● **The request**
Of all the lines in the data below, how many contain "text"? Report that number alone.

* START Material for this exercise *

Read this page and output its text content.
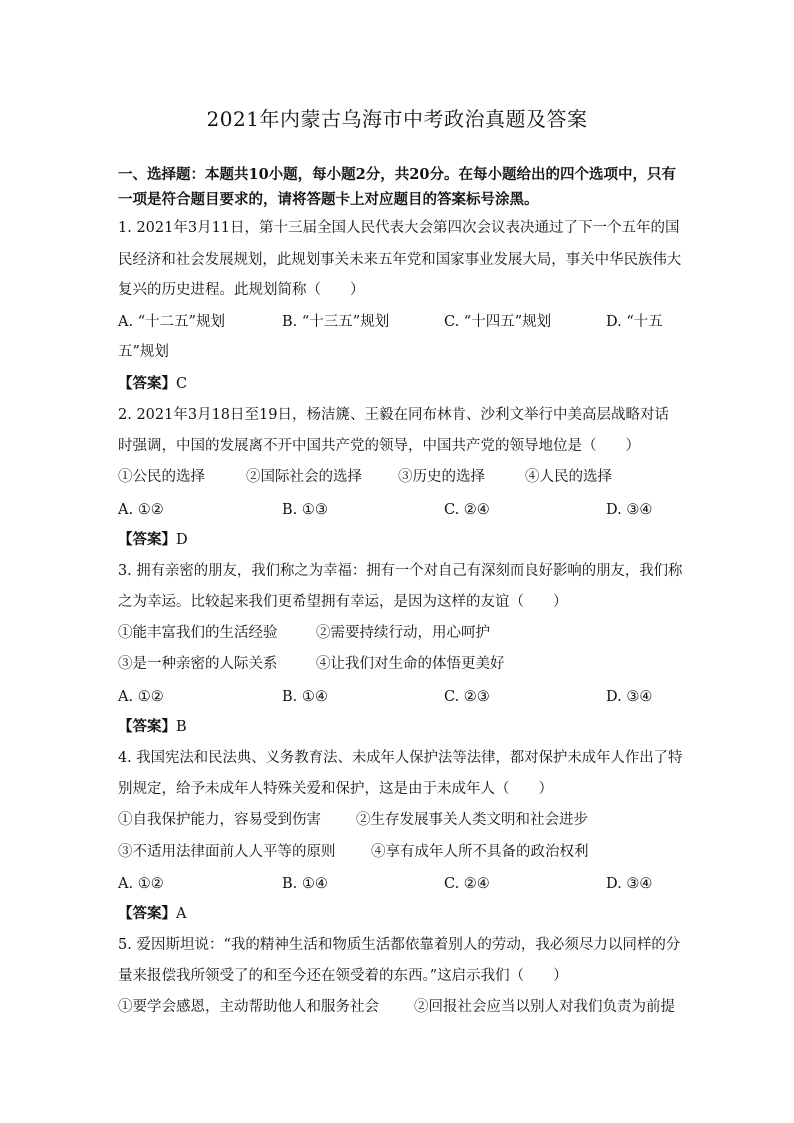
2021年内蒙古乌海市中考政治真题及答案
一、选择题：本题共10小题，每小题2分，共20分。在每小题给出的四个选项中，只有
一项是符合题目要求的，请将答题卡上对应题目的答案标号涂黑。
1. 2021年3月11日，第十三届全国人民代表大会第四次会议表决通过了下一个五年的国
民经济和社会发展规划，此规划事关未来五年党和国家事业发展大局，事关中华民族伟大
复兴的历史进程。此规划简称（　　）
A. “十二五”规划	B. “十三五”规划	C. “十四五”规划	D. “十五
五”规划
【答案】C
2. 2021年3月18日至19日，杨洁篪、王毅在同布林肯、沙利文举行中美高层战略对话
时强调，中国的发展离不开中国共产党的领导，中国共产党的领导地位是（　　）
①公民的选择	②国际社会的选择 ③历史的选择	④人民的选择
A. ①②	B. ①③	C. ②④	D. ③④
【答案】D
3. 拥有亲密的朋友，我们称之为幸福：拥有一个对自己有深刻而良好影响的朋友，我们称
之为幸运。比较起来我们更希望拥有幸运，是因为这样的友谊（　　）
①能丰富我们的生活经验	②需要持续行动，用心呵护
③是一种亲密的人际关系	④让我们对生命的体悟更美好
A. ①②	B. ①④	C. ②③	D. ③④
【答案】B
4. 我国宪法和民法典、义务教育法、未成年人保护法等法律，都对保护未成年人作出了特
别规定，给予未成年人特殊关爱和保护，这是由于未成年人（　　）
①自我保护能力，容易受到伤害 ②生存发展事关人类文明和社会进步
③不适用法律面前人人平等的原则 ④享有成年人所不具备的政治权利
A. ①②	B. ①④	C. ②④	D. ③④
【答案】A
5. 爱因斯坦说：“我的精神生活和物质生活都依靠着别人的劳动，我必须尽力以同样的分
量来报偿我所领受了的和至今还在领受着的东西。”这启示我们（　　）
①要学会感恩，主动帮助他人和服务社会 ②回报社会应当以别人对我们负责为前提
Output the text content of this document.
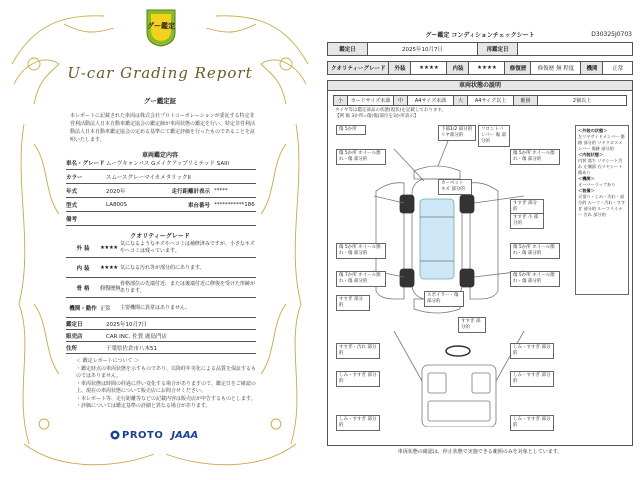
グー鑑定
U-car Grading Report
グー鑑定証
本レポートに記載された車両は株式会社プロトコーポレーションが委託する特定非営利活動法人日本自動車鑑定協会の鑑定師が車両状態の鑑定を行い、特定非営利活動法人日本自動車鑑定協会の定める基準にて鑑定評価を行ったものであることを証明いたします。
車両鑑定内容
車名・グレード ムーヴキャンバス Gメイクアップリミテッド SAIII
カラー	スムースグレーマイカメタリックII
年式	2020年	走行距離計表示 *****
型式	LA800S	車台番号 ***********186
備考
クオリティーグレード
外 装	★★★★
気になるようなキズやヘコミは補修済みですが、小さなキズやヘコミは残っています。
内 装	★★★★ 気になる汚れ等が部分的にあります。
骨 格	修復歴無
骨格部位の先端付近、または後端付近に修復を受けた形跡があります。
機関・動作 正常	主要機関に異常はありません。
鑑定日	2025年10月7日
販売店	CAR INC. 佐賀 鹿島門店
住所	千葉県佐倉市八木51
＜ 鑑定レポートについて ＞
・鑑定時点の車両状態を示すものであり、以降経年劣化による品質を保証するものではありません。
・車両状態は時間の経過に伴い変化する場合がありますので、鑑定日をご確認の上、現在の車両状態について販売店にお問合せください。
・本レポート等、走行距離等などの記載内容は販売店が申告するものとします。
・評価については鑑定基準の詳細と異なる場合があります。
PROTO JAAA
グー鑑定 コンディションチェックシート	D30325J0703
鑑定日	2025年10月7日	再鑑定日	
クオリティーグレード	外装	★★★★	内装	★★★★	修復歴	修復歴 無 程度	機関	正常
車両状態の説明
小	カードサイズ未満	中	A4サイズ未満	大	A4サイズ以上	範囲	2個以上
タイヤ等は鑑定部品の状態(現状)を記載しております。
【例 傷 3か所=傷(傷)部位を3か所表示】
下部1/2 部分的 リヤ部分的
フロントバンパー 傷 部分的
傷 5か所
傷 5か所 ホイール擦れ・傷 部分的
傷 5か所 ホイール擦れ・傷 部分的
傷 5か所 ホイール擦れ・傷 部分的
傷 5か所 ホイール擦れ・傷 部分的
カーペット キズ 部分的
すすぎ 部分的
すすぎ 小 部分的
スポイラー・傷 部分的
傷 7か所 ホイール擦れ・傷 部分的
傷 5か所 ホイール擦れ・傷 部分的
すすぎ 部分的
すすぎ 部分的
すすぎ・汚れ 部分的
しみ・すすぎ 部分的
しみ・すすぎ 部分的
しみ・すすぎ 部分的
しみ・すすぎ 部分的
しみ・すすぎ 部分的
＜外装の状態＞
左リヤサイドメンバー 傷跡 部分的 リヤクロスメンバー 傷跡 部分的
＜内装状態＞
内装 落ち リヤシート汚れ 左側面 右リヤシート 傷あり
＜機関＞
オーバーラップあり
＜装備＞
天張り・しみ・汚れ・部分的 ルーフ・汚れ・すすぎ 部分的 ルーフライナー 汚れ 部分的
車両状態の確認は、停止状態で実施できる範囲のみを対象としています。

* END Material for this exercise *
* START Material for this exercise *

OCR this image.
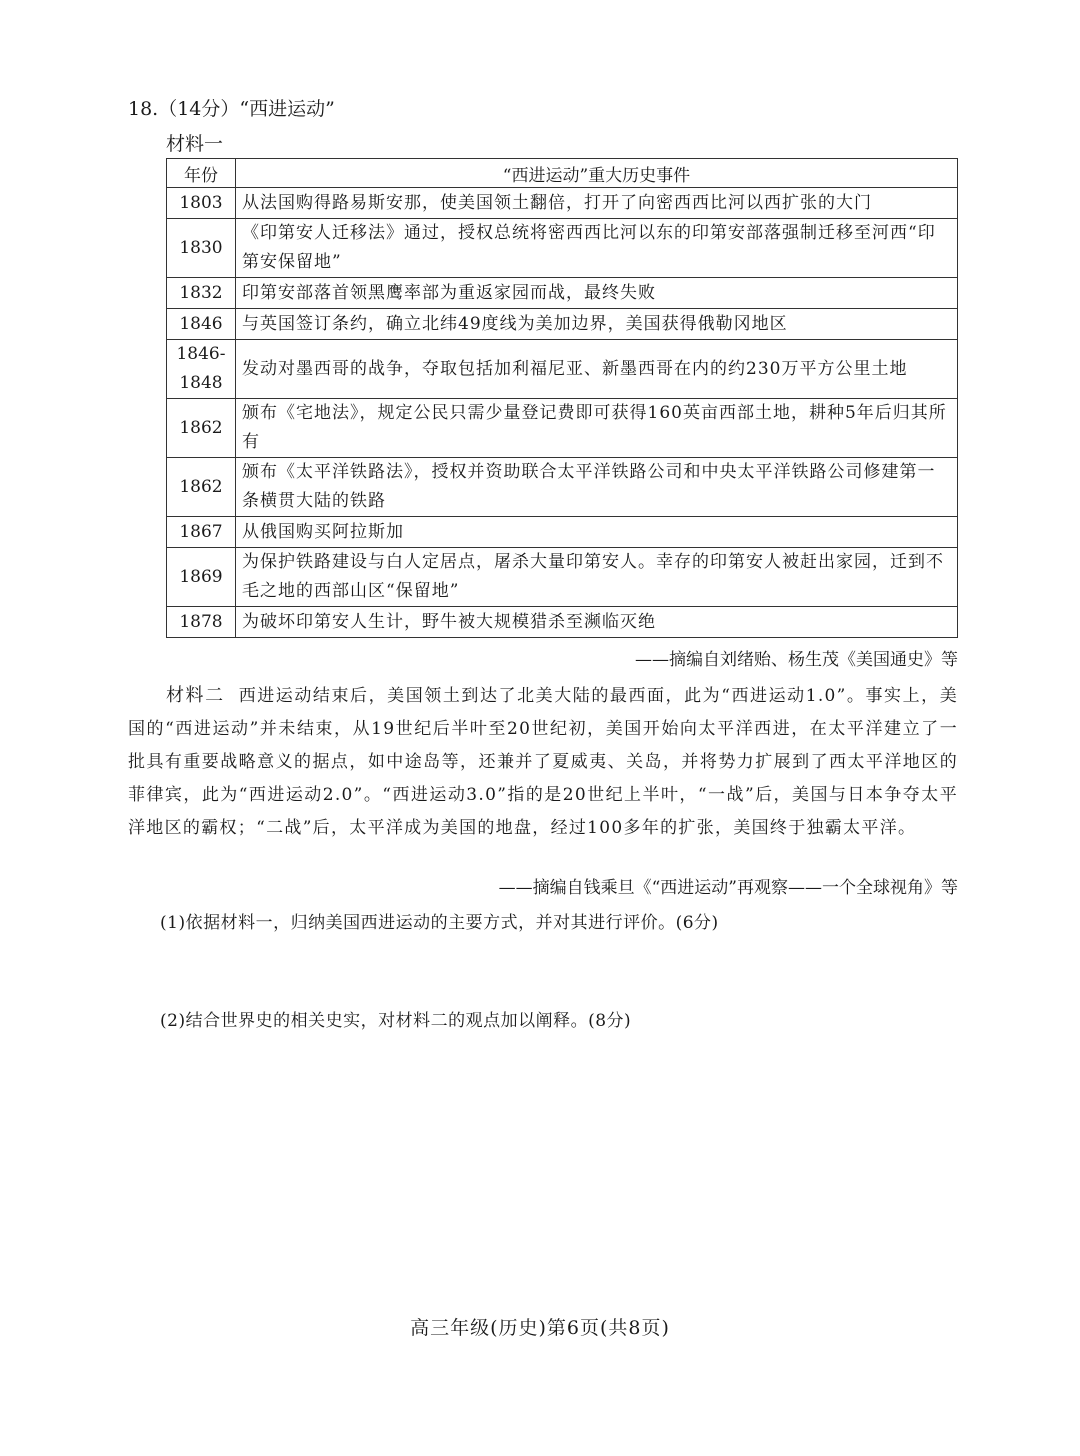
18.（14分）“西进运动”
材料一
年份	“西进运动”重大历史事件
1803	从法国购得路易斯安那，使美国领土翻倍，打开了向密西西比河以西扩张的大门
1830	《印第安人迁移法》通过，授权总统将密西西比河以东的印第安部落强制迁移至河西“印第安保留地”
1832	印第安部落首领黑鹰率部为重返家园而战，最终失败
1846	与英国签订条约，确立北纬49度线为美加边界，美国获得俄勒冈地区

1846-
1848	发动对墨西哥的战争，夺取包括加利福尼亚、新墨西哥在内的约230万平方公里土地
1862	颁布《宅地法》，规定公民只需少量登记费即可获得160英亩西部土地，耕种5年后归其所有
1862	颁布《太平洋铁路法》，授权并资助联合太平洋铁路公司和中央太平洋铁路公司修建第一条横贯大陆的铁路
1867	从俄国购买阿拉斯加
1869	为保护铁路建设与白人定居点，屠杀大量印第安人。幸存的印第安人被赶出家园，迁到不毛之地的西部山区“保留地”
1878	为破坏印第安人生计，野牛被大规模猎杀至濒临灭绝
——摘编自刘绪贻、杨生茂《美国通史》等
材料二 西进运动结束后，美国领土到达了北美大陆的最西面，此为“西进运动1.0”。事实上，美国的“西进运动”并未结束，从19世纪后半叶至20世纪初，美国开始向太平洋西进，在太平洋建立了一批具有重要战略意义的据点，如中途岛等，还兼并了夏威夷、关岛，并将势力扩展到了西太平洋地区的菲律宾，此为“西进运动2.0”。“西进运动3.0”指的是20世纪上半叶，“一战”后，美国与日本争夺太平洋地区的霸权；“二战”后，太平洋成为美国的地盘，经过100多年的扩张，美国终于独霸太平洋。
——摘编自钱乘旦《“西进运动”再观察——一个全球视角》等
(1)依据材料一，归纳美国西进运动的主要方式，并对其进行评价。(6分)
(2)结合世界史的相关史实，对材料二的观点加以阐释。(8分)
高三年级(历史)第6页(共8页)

* END Material for this exercise *

● **Solution to the problem**
2